Locate all lines in the data below that hold "Exceptional" and show them.
:: Records provided ::
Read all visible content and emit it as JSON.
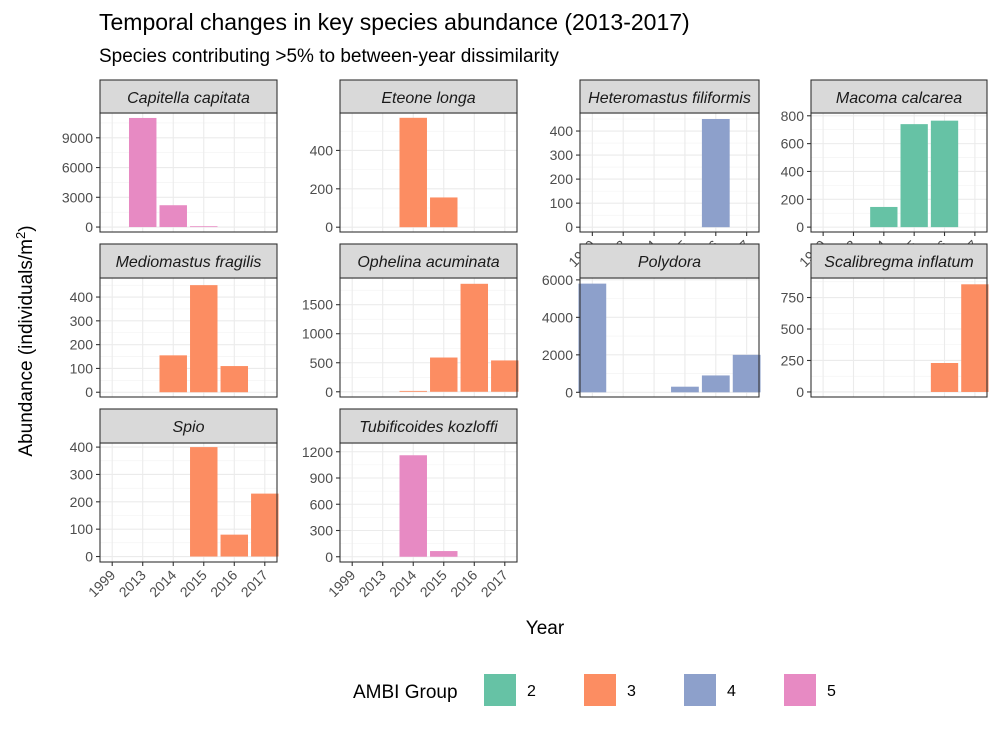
{
  "chart_data": {
    "type": "bar",
    "facet": "wrap",
    "title": "Temporal changes in key species abundance (2013-2017)",
    "subtitle": "Species contributing >5% to between-year dissimilarity",
    "xlabel": "Year",
    "ylabel_main": "Abundance (individuals/m",
    "ylabel_sup": "2",
    "ylabel_close": ")",
    "categories": [
      "1999",
      "2013",
      "2014",
      "2015",
      "2016",
      "2017"
    ],
    "grid": true,
    "legend": {
      "title": "AMBI Group",
      "placement": "bottom",
      "entries": [
        {
          "label": "2",
          "color": "#66c2a5"
        },
        {
          "label": "3",
          "color": "#fc8d62"
        },
        {
          "label": "4",
          "color": "#8da0cb"
        },
        {
          "label": "5",
          "color": "#e78ac3"
        }
      ]
    },
    "panels": [
      {
        "species": "Capitella capitata",
        "ambi_group": "5",
        "color": "#e78ac3",
        "ylim": [
          -500,
          11500
        ],
        "ticks": [
          0,
          3000,
          6000,
          9000
        ],
        "values": [
          0,
          11000,
          2200,
          80,
          0,
          0
        ]
      },
      {
        "species": "Eteone longa",
        "ambi_group": "3",
        "color": "#fc8d62",
        "ylim": [
          -25,
          595
        ],
        "ticks": [
          0,
          200,
          400
        ],
        "values": [
          0,
          0,
          570,
          155,
          0,
          0
        ]
      },
      {
        "species": "Heteromastus filiformis",
        "ambi_group": "4",
        "color": "#8da0cb",
        "ylim": [
          -20,
          475
        ],
        "ticks": [
          0,
          100,
          200,
          300,
          400
        ],
        "values": [
          0,
          0,
          0,
          0,
          450,
          0
        ]
      },
      {
        "species": "Macoma calcarea",
        "ambi_group": "2",
        "color": "#66c2a5",
        "ylim": [
          -35,
          820
        ],
        "ticks": [
          0,
          200,
          400,
          600,
          800
        ],
        "values": [
          0,
          0,
          145,
          740,
          765,
          0
        ]
      },
      {
        "species": "Mediomastus fragilis",
        "ambi_group": "3",
        "color": "#fc8d62",
        "ylim": [
          -20,
          480
        ],
        "ticks": [
          0,
          100,
          200,
          300,
          400
        ],
        "values": [
          0,
          0,
          155,
          450,
          110,
          0
        ]
      },
      {
        "species": "Ophelina acuminata",
        "ambi_group": "3",
        "color": "#fc8d62",
        "ylim": [
          -90,
          1960
        ],
        "ticks": [
          0,
          500,
          1000,
          1500
        ],
        "values": [
          0,
          0,
          15,
          590,
          1860,
          540
        ]
      },
      {
        "species": "Polydora",
        "ambi_group": "4",
        "color": "#8da0cb",
        "ylim": [
          -250,
          6100
        ],
        "ticks": [
          0,
          2000,
          4000,
          6000
        ],
        "values": [
          5800,
          0,
          0,
          300,
          900,
          2000
        ]
      },
      {
        "species": "Scalibregma inflatum",
        "ambi_group": "3",
        "color": "#fc8d62",
        "ylim": [
          -40,
          905
        ],
        "ticks": [
          0,
          250,
          500,
          750
        ],
        "values": [
          0,
          0,
          0,
          0,
          230,
          855
        ]
      },
      {
        "species": "Spio",
        "ambi_group": "3",
        "color": "#fc8d62",
        "ylim": [
          -20,
          415
        ],
        "ticks": [
          0,
          100,
          200,
          300,
          400
        ],
        "values": [
          0,
          0,
          0,
          400,
          80,
          230
        ]
      },
      {
        "species": "Tubificoides kozloffi",
        "ambi_group": "5",
        "color": "#e78ac3",
        "ylim": [
          -60,
          1300
        ],
        "ticks": [
          0,
          300,
          600,
          900,
          1200
        ],
        "values": [
          0,
          0,
          1160,
          65,
          0,
          0
        ]
      }
    ]
  }
}
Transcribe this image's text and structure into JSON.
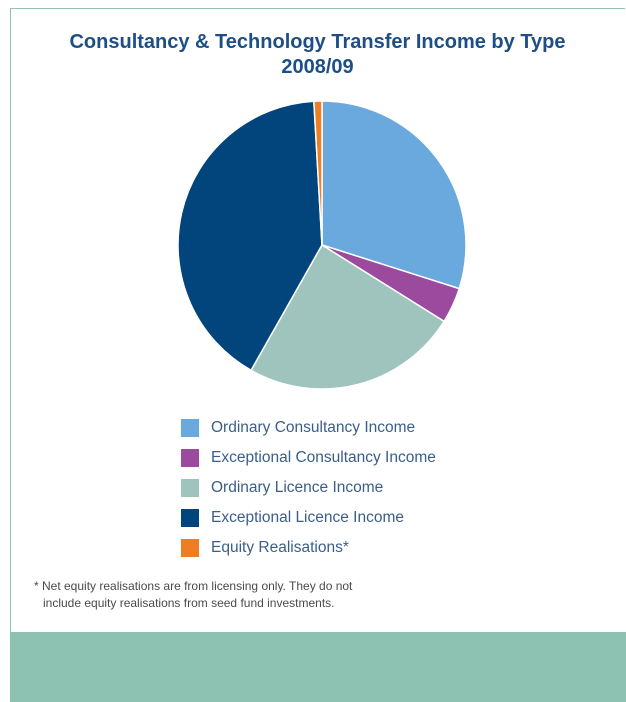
{
  "chart_data": {
    "type": "pie",
    "title": [
      "Consultancy & Technology Transfer Income by Type",
      "2008/09"
    ],
    "slices": [
      {
        "label": "Ordinary Consultancy Income",
        "value": 29.9,
        "color": "#6aa9dd"
      },
      {
        "label": "Exceptional Consultancy Income",
        "value": 4.0,
        "color": "#9b4a9e"
      },
      {
        "label": "Ordinary Licence Income",
        "value": 24.3,
        "color": "#9ec4bd"
      },
      {
        "label": "Exceptional Licence Income",
        "value": 40.9,
        "color": "#02457c"
      },
      {
        "label": "Equity Realisations*",
        "value": 0.9,
        "color": "#ef7d22"
      }
    ],
    "start_angle_deg": 0,
    "direction": "clockwise",
    "legend_position": "bottom"
  },
  "footnote": {
    "line1": "* Net equity realisations are from licensing only. They do not",
    "line2": "include equity realisations from seed fund investments."
  },
  "colors": {
    "title": "#1d4f86",
    "legend_text": "#3a5e8a",
    "band": "#8dc2b3",
    "frame": "#8fc3b4"
  }
}
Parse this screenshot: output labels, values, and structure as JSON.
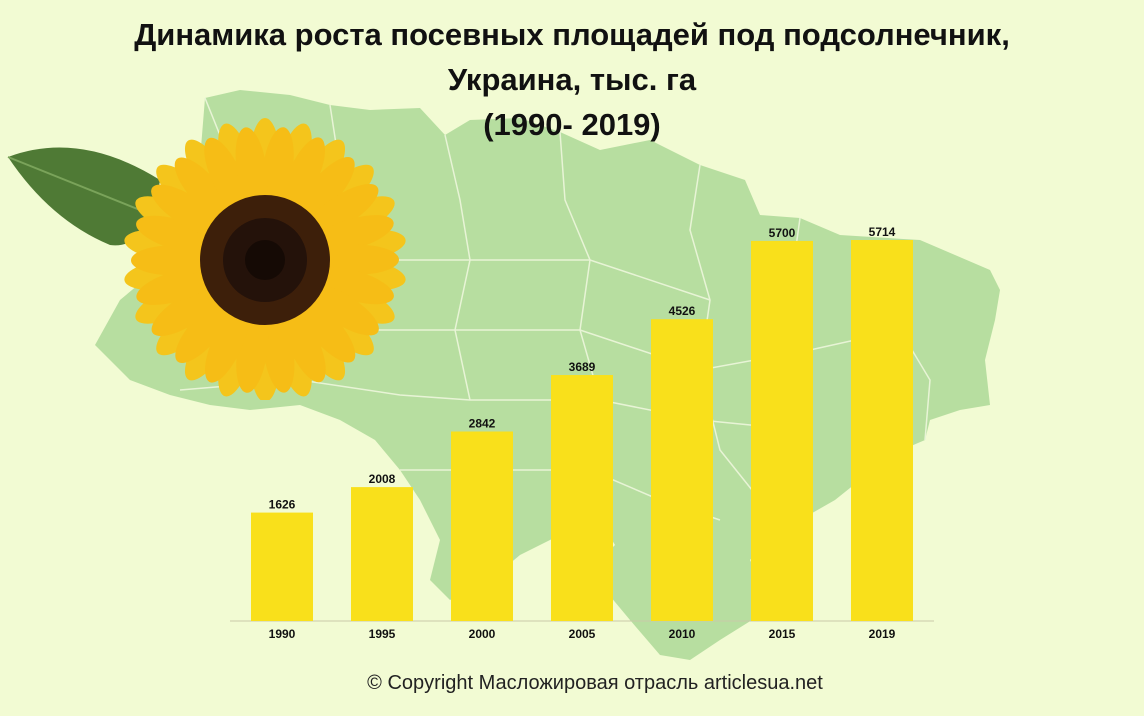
{
  "title": {
    "line1": "Динамика роста посевных площадей под подсолнечник,",
    "line2": "Украина, тыс. га",
    "line3": "(1990- 2019)"
  },
  "chart_data": {
    "type": "bar",
    "title": "Динамика роста посевных площадей под подсолнечник, Украина, тыс. га (1990- 2019)",
    "categories": [
      "1990",
      "1995",
      "2000",
      "2005",
      "2010",
      "2015",
      "2019"
    ],
    "values": [
      1626,
      2008,
      2842,
      3689,
      4526,
      5700,
      5714
    ],
    "data_labels": [
      "1626",
      "2008",
      "2842",
      "3689",
      "4526",
      "5700",
      "5714"
    ],
    "xlabel": "",
    "ylabel": "",
    "ylim": [
      0,
      5714
    ],
    "grid": false,
    "legend": "none"
  },
  "colors": {
    "background": "#f2fbd3",
    "bar": "#f9e01b",
    "map_fill": "#b7dea0",
    "map_border": "#e8f4d6"
  },
  "copyright": "© Copyright Масложировая отрасль articlesua.net"
}
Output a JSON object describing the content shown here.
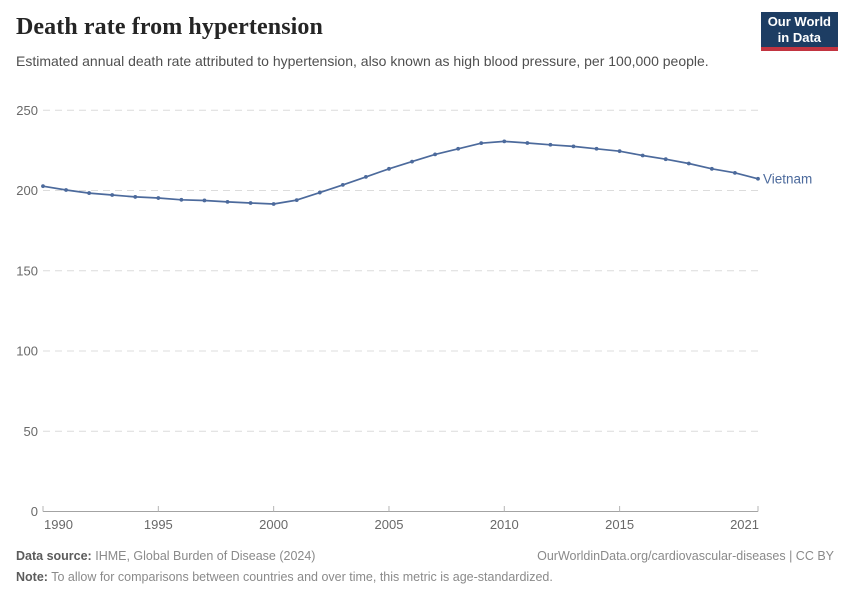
{
  "header": {
    "title": "Death rate from hypertension",
    "subtitle": "Estimated annual death rate attributed to hypertension, also known as high blood pressure, per 100,000 people.",
    "logo": {
      "line1": "Our World",
      "line2": "in Data",
      "bg_color": "#1d3d63",
      "bar_color": "#c23440"
    }
  },
  "chart_data": {
    "type": "line",
    "title": "Death rate from hypertension",
    "xlabel": "",
    "ylabel": "",
    "x": [
      1990,
      1991,
      1992,
      1993,
      1994,
      1995,
      1996,
      1997,
      1998,
      1999,
      2000,
      2001,
      2002,
      2003,
      2004,
      2005,
      2006,
      2007,
      2008,
      2009,
      2010,
      2011,
      2012,
      2013,
      2014,
      2015,
      2016,
      2017,
      2018,
      2019,
      2020,
      2021
    ],
    "series": [
      {
        "name": "Vietnam",
        "color": "#4c6a9c",
        "values": [
          202.7,
          200.3,
          198.4,
          197.2,
          196.0,
          195.3,
          194.2,
          193.8,
          192.9,
          192.2,
          191.6,
          194.0,
          198.7,
          203.5,
          208.5,
          213.5,
          218.0,
          222.5,
          226.0,
          229.5,
          230.6,
          229.6,
          228.5,
          227.5,
          226.0,
          224.5,
          221.8,
          219.5,
          216.8,
          213.5,
          211.0,
          207.3
        ]
      }
    ],
    "ylim": [
      0,
      250
    ],
    "yticks": [
      0,
      50,
      100,
      150,
      200,
      250
    ],
    "xticks": [
      1990,
      1995,
      2000,
      2005,
      2010,
      2015,
      2021
    ],
    "grid": "horizontal-dashed",
    "legend_position": "end-of-line-label",
    "axis_color": "#a3a3a3",
    "grid_color": "#dcdcdc",
    "tick_label_color": "#696969",
    "marker": "dot"
  },
  "footer": {
    "datasource_label": "Data source:",
    "datasource_value": "IHME, Global Burden of Disease (2024)",
    "link": "OurWorldinData.org/cardiovascular-diseases | CC BY",
    "note_label": "Note:",
    "note_value": "To allow for comparisons between countries and over time, this metric is age-standardized."
  }
}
:::
Exercise response ::
        "label": "Exceptional Consultancy Income",
        "label": "Exceptional Licence Income",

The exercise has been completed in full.